Objective
Find every line in the records below that contains the word "this", and copy each such line.

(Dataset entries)
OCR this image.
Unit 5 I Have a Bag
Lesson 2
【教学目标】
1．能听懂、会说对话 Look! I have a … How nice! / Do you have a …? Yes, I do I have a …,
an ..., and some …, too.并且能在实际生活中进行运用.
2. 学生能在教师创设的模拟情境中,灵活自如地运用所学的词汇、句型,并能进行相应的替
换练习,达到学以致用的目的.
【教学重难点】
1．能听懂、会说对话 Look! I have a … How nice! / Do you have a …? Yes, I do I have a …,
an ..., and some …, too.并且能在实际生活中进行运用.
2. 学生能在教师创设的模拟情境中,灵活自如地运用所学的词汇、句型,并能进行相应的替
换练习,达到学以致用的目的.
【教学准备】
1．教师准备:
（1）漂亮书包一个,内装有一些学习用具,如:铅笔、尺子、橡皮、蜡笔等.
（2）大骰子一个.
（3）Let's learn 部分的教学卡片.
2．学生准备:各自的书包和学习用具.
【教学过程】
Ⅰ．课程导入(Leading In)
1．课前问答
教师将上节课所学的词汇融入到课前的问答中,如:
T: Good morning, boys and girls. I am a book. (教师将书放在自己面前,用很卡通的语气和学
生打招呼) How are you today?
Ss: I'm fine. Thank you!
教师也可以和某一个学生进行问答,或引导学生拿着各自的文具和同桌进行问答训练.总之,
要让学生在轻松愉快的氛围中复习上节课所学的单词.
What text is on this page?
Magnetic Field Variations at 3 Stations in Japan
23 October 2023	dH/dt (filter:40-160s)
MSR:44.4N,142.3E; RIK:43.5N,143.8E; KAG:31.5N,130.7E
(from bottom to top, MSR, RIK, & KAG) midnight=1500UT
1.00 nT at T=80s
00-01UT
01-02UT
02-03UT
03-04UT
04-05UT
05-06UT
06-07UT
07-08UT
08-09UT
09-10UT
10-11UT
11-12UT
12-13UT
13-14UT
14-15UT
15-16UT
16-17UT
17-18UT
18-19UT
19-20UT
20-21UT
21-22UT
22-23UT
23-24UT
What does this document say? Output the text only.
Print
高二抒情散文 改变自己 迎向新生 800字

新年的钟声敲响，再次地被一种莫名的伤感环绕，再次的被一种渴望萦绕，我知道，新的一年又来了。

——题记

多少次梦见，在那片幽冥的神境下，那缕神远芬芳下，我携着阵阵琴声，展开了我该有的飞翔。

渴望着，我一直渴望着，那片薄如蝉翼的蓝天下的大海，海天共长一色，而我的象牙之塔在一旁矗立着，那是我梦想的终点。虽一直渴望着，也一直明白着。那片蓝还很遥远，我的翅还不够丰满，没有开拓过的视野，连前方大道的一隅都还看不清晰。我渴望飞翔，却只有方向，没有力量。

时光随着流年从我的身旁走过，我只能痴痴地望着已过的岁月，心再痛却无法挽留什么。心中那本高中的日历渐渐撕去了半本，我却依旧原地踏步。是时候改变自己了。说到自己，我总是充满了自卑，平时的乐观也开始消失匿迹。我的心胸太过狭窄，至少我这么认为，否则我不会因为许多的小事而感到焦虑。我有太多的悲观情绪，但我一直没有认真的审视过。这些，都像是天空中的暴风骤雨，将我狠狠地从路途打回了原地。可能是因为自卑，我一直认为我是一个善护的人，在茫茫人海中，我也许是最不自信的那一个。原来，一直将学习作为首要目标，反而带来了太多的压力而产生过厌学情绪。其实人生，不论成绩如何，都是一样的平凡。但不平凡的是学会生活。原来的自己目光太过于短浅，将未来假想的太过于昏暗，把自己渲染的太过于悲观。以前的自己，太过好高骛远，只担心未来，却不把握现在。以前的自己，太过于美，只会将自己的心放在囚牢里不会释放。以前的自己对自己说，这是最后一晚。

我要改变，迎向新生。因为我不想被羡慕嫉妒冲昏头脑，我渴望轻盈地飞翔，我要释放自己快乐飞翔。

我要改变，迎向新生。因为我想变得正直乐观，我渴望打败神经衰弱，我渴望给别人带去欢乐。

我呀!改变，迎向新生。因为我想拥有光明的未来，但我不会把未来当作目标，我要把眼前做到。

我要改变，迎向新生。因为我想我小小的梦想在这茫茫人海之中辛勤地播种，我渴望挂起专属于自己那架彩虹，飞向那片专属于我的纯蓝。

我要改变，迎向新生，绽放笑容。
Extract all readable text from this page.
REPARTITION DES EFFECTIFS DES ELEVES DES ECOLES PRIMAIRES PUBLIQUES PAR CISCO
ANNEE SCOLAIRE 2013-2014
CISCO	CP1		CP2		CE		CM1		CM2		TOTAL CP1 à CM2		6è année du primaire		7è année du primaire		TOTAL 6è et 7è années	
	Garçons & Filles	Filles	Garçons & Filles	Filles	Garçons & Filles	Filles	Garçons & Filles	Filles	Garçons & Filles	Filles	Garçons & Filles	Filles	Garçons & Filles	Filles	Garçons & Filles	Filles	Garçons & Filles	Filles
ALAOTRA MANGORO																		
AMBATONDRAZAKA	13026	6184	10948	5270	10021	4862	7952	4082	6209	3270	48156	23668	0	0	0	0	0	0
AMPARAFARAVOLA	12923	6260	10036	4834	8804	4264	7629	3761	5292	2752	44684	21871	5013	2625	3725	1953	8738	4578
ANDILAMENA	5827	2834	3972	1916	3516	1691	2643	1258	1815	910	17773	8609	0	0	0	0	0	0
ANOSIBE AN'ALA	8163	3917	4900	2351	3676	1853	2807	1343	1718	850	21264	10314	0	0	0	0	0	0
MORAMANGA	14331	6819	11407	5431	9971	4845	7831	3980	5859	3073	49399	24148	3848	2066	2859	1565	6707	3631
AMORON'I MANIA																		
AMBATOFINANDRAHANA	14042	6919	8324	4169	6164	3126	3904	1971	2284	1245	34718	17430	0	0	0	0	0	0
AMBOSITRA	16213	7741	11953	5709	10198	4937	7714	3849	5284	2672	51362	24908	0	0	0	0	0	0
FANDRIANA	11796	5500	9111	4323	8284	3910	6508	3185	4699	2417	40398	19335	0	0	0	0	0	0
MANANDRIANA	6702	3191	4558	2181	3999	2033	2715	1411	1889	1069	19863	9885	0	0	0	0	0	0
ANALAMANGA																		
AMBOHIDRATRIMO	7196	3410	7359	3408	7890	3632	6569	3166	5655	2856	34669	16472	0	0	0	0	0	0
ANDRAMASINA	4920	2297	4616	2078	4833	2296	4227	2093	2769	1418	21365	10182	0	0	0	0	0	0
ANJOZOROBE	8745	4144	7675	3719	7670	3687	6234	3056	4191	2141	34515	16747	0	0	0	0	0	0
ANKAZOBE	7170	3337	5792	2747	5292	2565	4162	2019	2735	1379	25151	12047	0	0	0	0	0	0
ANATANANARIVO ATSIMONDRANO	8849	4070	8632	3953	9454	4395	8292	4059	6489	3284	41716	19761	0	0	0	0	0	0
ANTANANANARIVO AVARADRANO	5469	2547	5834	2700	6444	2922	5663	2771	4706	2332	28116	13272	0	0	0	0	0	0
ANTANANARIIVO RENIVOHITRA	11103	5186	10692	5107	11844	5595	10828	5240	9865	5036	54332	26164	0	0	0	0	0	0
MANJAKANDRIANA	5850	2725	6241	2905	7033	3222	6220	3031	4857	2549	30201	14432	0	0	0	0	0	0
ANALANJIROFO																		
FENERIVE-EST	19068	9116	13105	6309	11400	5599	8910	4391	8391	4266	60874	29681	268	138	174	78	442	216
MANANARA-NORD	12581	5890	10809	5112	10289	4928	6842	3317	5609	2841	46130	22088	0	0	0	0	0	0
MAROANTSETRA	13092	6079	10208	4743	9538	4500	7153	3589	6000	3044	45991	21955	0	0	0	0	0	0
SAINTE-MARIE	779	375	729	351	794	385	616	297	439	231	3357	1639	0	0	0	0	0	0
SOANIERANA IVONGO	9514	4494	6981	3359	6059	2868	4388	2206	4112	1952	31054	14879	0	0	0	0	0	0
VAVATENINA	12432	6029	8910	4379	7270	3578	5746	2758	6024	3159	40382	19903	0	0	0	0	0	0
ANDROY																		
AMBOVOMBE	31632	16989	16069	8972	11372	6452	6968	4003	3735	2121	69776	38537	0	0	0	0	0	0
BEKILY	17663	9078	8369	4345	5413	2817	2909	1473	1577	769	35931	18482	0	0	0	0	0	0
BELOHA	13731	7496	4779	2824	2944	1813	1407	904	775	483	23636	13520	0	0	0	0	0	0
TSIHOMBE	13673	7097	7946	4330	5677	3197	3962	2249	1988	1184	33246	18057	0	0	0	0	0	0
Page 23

Task solution
OCR this image.
What text is on this page?
What does this document say? Output the text only.
Extract all readable text from this page.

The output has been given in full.